[Element location listings]
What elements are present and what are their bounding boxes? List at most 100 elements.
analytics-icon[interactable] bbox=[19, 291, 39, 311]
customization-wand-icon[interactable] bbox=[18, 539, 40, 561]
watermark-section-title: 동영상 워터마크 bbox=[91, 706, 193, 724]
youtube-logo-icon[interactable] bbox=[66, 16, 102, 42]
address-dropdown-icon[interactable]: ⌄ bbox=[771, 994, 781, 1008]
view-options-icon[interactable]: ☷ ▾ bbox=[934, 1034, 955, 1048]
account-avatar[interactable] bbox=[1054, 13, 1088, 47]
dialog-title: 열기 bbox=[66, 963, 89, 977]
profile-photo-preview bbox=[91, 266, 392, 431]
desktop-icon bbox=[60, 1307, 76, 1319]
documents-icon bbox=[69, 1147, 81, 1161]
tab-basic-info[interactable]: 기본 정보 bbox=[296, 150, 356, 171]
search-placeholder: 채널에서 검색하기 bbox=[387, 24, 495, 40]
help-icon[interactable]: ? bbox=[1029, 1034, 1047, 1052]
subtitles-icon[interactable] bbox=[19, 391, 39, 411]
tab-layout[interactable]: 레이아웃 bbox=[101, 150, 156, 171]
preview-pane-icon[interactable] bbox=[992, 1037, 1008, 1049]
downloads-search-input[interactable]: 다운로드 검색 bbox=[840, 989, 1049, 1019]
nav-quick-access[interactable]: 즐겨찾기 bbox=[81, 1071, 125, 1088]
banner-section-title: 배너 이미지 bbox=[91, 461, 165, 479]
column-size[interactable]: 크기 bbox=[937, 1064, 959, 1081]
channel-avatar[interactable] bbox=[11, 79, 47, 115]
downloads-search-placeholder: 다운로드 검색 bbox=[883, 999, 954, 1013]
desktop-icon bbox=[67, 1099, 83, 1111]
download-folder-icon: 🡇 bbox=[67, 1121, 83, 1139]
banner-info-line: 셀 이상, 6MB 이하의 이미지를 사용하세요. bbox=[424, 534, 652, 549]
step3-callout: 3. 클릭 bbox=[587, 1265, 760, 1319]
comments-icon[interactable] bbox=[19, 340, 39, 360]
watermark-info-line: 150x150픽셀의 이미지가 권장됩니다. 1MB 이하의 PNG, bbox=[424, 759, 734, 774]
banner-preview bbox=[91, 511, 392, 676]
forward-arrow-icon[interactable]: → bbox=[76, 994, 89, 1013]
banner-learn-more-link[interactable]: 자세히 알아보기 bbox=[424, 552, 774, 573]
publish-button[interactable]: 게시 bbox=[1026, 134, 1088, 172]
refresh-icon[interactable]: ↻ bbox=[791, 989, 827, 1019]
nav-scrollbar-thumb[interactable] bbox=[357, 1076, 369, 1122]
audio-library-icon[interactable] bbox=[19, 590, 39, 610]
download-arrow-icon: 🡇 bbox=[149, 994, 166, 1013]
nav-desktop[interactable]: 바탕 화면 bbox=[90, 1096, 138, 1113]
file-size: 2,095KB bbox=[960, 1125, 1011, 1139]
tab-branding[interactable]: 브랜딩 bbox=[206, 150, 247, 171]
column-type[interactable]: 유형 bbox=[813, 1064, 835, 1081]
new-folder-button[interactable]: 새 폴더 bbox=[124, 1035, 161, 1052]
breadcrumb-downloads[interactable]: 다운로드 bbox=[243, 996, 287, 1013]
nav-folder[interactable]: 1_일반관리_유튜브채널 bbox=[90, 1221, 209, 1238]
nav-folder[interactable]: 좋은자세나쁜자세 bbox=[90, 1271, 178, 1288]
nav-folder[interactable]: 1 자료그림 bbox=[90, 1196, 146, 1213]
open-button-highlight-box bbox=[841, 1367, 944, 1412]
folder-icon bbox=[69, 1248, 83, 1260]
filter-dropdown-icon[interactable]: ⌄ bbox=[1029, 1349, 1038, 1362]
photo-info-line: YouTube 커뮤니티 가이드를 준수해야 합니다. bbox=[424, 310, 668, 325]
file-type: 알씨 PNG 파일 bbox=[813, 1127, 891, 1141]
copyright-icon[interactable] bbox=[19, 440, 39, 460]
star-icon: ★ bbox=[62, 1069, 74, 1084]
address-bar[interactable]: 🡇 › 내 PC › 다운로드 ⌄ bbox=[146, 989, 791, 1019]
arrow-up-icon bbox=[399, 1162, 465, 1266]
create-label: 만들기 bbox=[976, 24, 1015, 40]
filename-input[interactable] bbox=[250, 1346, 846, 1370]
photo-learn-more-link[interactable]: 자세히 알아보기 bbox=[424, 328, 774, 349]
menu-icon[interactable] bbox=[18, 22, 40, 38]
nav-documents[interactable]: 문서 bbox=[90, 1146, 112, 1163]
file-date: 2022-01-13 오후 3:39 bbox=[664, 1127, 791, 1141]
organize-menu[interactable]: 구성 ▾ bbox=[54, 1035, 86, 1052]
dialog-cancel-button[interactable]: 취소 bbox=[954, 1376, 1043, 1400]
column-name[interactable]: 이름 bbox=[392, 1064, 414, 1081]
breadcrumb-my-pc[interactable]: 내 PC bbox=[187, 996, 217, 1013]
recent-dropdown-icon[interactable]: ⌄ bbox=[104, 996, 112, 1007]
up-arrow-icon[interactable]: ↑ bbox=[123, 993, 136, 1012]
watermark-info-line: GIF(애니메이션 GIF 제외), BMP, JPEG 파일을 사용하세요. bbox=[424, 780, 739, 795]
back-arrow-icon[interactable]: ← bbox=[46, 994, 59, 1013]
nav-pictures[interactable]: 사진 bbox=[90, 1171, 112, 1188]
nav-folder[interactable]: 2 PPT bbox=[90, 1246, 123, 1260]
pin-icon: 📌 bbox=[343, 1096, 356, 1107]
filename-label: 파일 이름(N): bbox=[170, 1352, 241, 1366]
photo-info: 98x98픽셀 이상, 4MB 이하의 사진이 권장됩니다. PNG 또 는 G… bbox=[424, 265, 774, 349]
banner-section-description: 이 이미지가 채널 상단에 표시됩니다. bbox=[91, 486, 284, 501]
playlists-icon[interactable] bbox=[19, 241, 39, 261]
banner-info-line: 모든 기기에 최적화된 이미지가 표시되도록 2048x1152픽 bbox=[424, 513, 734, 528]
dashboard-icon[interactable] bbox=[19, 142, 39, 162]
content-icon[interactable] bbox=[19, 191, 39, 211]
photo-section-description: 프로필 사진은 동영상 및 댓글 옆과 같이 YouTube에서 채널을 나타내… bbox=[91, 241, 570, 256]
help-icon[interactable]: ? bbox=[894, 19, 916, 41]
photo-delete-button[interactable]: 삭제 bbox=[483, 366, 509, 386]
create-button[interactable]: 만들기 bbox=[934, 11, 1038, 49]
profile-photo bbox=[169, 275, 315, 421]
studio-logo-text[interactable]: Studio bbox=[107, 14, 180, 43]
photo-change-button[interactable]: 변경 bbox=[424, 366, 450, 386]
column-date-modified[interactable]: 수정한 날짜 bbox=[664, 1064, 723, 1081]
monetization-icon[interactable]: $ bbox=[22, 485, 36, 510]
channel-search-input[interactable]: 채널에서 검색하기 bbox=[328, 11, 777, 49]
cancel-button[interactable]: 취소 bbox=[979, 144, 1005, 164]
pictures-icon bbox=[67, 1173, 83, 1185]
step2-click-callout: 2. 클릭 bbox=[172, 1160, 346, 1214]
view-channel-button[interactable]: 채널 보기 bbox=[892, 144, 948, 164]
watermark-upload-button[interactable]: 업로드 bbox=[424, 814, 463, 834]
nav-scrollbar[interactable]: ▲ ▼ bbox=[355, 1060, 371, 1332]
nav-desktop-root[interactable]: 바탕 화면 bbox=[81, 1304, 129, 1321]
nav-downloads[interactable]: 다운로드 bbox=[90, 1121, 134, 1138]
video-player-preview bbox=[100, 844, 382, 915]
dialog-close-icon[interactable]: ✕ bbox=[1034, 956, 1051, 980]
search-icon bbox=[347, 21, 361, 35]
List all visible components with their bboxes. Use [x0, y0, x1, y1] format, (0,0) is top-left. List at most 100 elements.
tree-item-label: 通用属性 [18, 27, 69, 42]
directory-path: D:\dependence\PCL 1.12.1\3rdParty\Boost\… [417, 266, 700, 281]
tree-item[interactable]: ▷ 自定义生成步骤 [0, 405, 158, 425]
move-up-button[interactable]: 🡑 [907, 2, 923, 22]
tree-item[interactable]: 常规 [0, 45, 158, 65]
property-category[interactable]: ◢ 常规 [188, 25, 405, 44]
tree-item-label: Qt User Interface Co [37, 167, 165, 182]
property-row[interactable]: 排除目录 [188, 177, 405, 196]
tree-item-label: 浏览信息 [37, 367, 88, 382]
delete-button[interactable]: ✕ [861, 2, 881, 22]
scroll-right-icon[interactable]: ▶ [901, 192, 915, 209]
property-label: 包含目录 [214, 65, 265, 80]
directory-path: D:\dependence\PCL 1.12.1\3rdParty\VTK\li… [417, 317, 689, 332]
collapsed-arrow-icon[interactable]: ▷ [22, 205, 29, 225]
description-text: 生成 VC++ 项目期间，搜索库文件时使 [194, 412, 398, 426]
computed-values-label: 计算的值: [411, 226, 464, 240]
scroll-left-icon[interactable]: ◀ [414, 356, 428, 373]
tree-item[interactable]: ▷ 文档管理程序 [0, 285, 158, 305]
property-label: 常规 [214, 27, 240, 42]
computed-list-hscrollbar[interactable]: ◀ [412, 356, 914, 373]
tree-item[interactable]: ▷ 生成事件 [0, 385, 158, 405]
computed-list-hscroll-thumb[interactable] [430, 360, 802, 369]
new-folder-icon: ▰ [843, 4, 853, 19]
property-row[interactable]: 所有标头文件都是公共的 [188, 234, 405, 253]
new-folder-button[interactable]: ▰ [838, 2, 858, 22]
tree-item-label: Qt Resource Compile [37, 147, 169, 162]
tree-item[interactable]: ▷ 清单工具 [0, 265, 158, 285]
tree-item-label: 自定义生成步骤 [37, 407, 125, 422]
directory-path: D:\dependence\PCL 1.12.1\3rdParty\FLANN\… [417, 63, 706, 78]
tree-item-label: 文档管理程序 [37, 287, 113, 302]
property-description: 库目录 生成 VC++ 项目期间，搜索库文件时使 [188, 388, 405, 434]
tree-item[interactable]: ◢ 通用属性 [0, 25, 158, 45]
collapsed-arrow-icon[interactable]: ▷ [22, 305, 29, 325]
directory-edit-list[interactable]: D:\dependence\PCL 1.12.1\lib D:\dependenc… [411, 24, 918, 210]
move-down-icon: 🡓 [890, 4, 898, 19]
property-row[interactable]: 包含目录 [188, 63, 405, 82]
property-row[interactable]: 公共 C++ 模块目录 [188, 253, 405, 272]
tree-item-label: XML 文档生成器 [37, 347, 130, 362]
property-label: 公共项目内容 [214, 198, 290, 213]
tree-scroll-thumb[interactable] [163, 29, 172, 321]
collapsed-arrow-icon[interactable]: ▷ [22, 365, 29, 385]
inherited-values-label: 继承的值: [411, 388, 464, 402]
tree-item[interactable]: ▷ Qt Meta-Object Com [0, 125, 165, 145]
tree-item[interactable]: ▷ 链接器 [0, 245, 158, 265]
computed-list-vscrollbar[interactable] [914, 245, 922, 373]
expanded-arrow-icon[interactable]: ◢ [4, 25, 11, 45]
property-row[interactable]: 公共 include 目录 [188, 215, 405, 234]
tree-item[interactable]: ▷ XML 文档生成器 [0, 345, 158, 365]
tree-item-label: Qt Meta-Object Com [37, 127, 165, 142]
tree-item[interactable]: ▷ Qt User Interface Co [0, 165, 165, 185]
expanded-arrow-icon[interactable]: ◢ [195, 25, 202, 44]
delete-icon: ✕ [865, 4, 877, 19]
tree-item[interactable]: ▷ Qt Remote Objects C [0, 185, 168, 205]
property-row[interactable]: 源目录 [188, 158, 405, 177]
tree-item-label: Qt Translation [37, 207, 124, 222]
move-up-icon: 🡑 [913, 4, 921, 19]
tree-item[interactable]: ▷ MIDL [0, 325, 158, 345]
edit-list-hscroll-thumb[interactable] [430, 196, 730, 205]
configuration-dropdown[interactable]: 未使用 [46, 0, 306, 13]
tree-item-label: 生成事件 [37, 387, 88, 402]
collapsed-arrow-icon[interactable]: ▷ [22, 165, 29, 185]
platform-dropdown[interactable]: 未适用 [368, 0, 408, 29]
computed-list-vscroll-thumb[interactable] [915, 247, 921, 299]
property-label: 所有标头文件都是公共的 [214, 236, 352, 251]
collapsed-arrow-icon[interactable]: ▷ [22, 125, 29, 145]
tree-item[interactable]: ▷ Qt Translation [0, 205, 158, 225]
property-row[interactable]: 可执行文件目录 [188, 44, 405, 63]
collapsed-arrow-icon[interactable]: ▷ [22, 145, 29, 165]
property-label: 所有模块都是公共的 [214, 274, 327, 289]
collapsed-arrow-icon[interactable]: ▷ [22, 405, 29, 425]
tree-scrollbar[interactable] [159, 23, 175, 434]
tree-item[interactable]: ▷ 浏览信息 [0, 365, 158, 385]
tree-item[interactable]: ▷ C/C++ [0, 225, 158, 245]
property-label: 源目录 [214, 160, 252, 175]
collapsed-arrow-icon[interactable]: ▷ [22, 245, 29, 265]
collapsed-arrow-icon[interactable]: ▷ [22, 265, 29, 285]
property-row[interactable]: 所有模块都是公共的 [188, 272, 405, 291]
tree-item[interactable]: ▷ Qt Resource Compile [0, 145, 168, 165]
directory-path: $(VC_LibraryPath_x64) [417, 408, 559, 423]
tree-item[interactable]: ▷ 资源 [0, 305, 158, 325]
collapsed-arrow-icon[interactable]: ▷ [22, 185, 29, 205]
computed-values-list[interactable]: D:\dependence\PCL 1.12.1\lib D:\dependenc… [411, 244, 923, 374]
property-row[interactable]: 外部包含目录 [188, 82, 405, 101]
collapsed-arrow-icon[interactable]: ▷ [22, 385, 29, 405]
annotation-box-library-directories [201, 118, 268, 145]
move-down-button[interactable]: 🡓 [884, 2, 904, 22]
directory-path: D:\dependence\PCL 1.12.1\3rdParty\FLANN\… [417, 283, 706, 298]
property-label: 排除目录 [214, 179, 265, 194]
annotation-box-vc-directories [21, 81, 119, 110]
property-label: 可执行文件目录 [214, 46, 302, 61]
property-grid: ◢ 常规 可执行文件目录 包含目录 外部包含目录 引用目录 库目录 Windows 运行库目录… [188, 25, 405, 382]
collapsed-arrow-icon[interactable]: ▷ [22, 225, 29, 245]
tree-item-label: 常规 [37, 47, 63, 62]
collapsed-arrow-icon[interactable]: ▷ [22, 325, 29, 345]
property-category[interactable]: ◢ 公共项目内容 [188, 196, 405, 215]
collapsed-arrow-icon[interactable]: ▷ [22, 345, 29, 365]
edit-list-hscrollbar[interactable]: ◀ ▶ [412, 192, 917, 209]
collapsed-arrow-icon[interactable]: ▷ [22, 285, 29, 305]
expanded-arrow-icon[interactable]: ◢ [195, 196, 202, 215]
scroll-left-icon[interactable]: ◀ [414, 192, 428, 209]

• EXERCISE DIRECTIONS:
Copy the lines of the records above exactly, from the start through the line with "watermark-section-title: 동영상 워터마크", including that line.

• OUTPUT FOR THIS TASK:
What elements are present and what are their bounding boxes? List at most 100 elements.
analytics-icon[interactable] bbox=[19, 291, 39, 311]
customization-wand-icon[interactable] bbox=[18, 539, 40, 561]
watermark-section-title: 동영상 워터마크 bbox=[91, 706, 193, 724]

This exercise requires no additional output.